> _DIRECTIVE_:
Copy out each line exactly as it appears.

> _RECORD SET_:

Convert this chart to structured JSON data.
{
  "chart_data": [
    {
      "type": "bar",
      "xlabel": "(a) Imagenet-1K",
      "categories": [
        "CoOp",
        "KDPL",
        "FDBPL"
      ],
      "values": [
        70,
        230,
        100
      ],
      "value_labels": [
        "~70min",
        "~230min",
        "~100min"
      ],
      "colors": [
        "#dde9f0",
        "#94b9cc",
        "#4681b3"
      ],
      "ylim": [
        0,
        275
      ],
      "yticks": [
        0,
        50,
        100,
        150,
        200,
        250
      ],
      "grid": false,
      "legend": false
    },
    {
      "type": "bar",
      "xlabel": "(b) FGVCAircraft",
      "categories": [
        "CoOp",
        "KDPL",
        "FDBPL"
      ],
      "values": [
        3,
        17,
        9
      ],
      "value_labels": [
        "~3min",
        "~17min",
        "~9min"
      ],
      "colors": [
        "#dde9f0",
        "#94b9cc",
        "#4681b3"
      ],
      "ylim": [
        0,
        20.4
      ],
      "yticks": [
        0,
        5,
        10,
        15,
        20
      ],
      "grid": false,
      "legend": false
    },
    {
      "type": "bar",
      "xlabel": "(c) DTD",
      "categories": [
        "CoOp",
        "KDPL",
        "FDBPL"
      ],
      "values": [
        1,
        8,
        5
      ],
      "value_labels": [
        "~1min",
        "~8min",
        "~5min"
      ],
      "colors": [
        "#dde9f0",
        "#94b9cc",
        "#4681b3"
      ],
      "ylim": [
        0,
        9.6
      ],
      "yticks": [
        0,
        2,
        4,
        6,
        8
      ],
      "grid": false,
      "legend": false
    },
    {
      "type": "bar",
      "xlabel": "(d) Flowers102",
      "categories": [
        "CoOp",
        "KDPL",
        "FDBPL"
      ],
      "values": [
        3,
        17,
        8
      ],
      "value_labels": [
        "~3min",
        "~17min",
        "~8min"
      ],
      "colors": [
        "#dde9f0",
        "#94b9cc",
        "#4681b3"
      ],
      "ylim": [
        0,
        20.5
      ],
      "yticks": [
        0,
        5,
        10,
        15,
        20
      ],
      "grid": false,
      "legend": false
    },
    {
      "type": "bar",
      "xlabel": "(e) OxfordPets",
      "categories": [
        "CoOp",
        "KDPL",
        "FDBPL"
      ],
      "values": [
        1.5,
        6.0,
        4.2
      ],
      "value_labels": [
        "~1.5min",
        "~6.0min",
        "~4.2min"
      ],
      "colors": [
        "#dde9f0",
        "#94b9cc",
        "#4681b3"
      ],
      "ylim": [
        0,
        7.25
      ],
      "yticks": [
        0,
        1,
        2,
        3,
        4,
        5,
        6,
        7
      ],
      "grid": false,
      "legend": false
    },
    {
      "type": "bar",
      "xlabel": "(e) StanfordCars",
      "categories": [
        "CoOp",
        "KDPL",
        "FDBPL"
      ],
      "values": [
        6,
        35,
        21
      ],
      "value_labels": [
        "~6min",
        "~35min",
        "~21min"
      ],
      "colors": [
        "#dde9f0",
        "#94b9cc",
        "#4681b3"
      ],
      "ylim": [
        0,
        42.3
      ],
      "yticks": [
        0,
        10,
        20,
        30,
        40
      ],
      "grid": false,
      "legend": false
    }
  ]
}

> _FULL ANSWER_:
Convert this chart to structured JSON data.
{
  "chart_data": [
    {
      "type": "bar",
      "xlabel": "(a) Imagenet-1K",
      "categories": [
        "CoOp",
        "KDPL",
        "FDBPL"
      ],
      "values": [
        70,
        230,
        100
      ],
      "value_labels": [
        "~70min",
        "~230min",
        "~100min"
      ],
      "colors": [
        "#dde9f0",
        "#94b9cc",
        "#4681b3"
      ],
      "ylim": [
        0,
        275
      ],
      "yticks": [
        0,
        50,
        100,
        150,
        200,
        250
      ],
      "grid": false,
      "legend": false
    },
    {
      "type": "bar",
      "xlabel": "(b) FGVCAircraft",
      "categories": [
        "CoOp",
        "KDPL",
        "FDBPL"
      ],
      "values": [
        3,
        17,
        9
      ],
      "value_labels": [
        "~3min",
        "~17min",
        "~9min"
      ],
      "colors": [
        "#dde9f0",
        "#94b9cc",
        "#4681b3"
      ],
      "ylim": [
        0,
        20.4
      ],
      "yticks": [
        0,
        5,
        10,
        15,
        20
      ],
      "grid": false,
      "legend": false
    },
    {
      "type": "bar",
      "xlabel": "(c) DTD",
      "categories": [
        "CoOp",
        "KDPL",
        "FDBPL"
      ],
      "values": [
        1,
        8,
        5
      ],
      "value_labels": [
        "~1min",
        "~8min",
        "~5min"
      ],
      "colors": [
        "#dde9f0",
        "#94b9cc",
        "#4681b3"
      ],
      "ylim": [
        0,
        9.6
      ],
      "yticks": [
        0,
        2,
        4,
        6,
        8
      ],
      "grid": false,
      "legend": false
    },
    {
      "type": "bar",
      "xlabel": "(d) Flowers102",
      "categories": [
        "CoOp",
        "KDPL",
        "FDBPL"
      ],
      "values": [
        3,
        17,
        8
      ],
      "value_labels": [
        "~3min",
        "~17min",
        "~8min"
      ],
      "colors": [
        "#dde9f0",
        "#94b9cc",
        "#4681b3"
      ],
      "ylim": [
        0,
        20.5
      ],
      "yticks": [
        0,
        5,
        10,
        15,
        20
      ],
      "grid": false,
      "legend": false
    },
    {
      "type": "bar",
      "xlabel": "(e) OxfordPets",
      "categories": [
        "CoOp",
        "KDPL",
        "FDBPL"
      ],
      "values": [
        1.5,
        6.0,
        4.2
      ],
      "value_labels": [
        "~1.5min",
        "~6.0min",
        "~4.2min"
      ],
      "colors": [
        "#dde9f0",
        "#94b9cc",
        "#4681b3"
      ],
      "ylim": [
        0,
        7.25
      ],
      "yticks": [
        0,
        1,
        2,
        3,
        4,
        5,
        6,
        7
      ],
      "grid": false,
      "legend": false
    },
    {
      "type": "bar",
      "xlabel": "(e) StanfordCars",
      "categories": [
        "CoOp",
        "KDPL",
        "FDBPL"
      ],
      "values": [
        6,
        35,
        21
      ],
      "value_labels": [
        "~6min",
        "~35min",
        "~21min"
      ],
      "colors": [
        "#dde9f0",
        "#94b9cc",
        "#4681b3"
      ],
      "ylim": [
        0,
        42.3
      ],
      "yticks": [
        0,
        10,
        20,
        30,
        40
      ],
      "grid": false,
      "legend": false
    }
  ]
}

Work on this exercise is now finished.